>> begin Record list

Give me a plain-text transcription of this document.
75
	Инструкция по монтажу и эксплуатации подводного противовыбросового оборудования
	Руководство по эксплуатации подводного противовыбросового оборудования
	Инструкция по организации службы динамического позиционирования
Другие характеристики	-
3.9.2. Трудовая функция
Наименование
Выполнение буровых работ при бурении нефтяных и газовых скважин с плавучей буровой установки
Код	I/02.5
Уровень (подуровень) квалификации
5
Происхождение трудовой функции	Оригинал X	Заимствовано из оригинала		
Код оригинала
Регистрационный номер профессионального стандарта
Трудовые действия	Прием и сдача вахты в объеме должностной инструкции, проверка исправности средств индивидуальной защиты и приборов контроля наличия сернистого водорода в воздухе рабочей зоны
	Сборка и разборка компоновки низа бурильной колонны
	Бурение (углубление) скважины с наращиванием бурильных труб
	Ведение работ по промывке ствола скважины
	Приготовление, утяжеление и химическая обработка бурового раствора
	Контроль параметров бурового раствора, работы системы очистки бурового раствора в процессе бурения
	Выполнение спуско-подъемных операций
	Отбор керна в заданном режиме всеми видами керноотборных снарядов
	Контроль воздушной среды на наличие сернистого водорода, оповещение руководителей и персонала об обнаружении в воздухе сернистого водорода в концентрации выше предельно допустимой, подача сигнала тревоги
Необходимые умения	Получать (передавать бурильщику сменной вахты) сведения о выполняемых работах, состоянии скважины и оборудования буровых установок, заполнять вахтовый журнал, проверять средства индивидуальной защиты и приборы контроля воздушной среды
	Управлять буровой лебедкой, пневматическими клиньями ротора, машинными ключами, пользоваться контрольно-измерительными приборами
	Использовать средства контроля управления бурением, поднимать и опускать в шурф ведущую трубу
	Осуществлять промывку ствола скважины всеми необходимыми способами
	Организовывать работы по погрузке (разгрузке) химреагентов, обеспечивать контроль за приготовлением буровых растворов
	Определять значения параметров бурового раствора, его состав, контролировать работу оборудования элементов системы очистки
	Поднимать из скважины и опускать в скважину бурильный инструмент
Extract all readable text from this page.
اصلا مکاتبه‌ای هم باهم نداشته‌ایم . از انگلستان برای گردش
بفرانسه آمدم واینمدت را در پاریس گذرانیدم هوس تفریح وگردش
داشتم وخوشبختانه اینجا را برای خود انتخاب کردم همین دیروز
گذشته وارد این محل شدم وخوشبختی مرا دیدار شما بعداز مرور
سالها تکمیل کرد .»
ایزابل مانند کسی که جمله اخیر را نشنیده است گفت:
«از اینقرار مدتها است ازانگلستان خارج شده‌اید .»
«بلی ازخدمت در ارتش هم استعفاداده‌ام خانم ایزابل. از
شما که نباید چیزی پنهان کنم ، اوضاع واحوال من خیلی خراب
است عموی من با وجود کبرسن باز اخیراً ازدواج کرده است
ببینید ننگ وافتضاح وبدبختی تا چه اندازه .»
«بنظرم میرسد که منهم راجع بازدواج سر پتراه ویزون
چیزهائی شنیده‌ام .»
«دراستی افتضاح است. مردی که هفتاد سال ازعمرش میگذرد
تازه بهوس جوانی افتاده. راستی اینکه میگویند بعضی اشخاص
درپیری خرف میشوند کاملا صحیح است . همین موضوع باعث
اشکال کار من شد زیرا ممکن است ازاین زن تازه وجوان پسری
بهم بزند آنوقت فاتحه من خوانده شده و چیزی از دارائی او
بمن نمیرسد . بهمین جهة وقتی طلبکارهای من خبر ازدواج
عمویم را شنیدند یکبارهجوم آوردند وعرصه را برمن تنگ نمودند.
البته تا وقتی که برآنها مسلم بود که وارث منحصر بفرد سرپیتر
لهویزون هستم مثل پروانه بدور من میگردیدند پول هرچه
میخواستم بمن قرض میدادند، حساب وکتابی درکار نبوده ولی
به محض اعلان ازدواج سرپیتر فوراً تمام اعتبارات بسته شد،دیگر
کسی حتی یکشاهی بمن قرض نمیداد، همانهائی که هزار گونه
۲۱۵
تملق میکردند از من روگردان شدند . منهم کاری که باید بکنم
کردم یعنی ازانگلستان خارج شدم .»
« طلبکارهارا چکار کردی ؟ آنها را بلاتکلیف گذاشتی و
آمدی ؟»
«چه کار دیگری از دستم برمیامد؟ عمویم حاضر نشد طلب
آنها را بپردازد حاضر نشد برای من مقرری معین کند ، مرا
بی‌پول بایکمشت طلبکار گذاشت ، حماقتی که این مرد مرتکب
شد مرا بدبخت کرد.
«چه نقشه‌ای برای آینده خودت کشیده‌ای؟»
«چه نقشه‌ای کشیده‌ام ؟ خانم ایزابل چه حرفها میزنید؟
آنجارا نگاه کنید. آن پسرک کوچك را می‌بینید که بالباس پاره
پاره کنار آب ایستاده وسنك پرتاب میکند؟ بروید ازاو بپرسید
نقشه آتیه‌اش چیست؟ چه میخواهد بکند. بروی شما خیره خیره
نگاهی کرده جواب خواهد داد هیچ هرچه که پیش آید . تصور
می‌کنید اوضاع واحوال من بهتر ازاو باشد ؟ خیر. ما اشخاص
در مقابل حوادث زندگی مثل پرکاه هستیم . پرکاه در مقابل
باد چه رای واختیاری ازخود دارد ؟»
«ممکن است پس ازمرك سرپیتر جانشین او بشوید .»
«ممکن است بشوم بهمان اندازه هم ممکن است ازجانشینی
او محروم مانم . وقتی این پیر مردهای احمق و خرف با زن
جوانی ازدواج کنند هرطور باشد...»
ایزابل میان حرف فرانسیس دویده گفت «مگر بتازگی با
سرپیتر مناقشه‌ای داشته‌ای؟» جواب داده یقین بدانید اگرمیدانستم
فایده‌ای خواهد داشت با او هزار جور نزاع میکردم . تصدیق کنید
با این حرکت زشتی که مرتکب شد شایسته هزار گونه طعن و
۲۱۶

>> end Record list

= What this task involves =
Copy each line of the listing in which the word "ازاو" can be found.

= Response =
پاره کنار آب ایستاده وسنك پرتاب میکند؟ بروید ازاو بپرسید
می‌کنید اوضاع واحوال من بهتر ازاو باشد ؟ خیر. ما اشخاص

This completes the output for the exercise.